───── Material shown
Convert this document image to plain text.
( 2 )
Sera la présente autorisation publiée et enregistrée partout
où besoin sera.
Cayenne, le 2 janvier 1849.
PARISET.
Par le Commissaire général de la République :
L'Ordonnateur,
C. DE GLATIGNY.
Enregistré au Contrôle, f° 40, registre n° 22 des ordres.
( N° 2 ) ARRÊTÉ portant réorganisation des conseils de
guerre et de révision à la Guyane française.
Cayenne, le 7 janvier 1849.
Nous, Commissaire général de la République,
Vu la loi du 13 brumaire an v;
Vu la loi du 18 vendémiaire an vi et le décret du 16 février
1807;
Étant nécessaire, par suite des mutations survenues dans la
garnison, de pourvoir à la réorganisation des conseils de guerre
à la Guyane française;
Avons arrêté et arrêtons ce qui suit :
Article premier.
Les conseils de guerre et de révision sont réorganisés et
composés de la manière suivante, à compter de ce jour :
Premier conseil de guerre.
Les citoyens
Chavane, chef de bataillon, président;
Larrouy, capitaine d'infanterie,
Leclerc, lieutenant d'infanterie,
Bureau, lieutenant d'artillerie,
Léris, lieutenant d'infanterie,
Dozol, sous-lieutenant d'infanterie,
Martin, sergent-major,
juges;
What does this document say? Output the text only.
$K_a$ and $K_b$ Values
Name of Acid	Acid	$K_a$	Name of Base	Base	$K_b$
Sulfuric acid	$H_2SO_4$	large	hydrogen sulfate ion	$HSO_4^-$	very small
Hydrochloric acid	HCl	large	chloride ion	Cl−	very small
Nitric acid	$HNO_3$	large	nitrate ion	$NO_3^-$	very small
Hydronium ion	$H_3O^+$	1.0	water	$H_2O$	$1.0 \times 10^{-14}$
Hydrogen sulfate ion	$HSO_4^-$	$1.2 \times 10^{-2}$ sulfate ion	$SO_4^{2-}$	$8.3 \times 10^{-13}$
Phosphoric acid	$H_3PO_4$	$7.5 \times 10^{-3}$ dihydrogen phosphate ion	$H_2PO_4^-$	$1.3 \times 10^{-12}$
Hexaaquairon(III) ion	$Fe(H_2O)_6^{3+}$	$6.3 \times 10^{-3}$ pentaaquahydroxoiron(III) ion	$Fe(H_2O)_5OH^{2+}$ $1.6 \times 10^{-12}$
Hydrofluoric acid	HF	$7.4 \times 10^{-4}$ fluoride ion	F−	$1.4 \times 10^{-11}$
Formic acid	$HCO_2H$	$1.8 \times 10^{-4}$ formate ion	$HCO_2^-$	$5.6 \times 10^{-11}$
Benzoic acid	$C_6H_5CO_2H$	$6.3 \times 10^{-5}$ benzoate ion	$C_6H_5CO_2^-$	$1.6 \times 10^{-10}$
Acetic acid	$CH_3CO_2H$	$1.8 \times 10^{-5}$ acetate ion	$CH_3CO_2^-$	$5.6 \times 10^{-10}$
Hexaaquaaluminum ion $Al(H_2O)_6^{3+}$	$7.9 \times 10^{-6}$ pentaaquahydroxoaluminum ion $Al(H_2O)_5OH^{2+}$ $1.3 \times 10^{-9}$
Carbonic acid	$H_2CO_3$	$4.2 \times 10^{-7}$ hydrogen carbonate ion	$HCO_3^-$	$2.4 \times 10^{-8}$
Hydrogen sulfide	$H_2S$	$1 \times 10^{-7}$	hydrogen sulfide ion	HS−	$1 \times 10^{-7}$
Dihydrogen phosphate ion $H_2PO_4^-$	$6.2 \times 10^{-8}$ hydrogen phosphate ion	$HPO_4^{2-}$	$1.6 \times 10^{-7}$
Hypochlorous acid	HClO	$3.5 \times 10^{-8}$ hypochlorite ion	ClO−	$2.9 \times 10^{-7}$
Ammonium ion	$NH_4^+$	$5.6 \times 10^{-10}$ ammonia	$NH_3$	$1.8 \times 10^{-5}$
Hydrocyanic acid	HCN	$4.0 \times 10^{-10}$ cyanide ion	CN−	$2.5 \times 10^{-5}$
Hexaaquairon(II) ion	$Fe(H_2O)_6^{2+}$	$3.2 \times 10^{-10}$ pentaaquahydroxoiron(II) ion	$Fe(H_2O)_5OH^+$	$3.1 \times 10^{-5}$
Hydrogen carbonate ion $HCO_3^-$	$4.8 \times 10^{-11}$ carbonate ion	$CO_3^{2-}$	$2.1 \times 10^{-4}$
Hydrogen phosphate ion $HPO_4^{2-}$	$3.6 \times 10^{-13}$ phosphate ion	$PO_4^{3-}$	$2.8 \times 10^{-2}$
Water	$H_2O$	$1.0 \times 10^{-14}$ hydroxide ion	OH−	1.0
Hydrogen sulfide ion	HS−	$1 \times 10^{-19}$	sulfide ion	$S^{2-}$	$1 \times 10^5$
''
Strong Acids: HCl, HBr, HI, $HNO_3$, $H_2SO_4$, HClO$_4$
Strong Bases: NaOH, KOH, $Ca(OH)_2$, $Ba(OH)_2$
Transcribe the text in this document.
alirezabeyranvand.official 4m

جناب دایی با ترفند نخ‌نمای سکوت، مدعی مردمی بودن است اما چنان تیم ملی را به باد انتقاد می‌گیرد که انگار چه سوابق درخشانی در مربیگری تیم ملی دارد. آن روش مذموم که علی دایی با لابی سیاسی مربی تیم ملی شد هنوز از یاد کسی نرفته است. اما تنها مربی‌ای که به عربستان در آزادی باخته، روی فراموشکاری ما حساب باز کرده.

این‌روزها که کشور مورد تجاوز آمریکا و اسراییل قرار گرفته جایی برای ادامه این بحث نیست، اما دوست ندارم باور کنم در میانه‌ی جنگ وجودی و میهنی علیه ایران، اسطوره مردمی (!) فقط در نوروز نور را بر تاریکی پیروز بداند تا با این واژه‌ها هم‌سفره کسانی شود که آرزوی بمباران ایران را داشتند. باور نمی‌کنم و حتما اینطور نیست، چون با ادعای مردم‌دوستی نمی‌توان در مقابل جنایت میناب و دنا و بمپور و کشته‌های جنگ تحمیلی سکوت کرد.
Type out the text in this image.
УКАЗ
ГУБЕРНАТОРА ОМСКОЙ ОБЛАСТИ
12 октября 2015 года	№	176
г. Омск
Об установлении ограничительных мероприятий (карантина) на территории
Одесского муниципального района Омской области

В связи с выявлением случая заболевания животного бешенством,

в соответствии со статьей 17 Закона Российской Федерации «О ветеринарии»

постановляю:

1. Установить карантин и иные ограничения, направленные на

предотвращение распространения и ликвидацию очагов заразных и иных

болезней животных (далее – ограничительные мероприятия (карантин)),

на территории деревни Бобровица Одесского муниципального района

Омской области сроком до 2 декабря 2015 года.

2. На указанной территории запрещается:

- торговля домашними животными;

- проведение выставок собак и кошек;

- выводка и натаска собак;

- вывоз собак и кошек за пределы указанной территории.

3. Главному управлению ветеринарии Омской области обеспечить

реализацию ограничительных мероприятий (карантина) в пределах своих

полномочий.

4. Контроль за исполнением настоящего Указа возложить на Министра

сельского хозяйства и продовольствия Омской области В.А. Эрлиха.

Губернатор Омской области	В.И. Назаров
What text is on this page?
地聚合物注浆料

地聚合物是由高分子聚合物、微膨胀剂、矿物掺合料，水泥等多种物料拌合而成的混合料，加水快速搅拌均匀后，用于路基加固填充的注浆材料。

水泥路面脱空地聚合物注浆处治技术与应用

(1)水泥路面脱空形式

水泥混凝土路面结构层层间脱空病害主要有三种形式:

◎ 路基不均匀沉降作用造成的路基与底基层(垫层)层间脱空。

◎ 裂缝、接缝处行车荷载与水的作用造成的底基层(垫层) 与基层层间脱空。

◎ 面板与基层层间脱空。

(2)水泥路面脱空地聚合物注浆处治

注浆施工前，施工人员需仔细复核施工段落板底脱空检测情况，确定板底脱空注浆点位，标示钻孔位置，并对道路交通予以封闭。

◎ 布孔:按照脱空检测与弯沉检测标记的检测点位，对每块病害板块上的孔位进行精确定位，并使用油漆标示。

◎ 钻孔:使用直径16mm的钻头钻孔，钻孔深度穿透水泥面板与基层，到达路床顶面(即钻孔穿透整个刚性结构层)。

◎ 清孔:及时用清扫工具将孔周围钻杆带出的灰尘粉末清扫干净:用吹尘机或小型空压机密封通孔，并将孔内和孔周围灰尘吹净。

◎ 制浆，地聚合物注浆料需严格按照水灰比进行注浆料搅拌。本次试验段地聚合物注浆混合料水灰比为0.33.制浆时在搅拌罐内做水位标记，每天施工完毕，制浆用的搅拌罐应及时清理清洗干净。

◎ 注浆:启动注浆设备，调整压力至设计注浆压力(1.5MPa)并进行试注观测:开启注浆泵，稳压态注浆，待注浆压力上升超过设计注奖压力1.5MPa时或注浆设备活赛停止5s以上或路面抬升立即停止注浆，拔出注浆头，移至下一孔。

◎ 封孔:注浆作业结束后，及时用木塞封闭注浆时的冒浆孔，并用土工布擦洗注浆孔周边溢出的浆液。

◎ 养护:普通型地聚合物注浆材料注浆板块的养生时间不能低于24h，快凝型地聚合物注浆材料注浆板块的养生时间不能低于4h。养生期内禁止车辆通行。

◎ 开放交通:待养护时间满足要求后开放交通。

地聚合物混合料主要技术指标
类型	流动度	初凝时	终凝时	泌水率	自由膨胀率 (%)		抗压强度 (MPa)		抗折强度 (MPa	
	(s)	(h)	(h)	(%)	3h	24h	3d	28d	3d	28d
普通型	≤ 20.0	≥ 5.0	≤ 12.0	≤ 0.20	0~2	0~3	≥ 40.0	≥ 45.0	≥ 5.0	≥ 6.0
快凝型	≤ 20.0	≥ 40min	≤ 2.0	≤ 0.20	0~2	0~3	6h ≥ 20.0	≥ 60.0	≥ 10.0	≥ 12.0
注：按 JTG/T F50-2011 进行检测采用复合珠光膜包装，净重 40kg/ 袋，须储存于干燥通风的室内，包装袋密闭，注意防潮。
──────────
• Task
Determine how many lines of the data contain "conseils" and give nothing but that number.

• Solution
3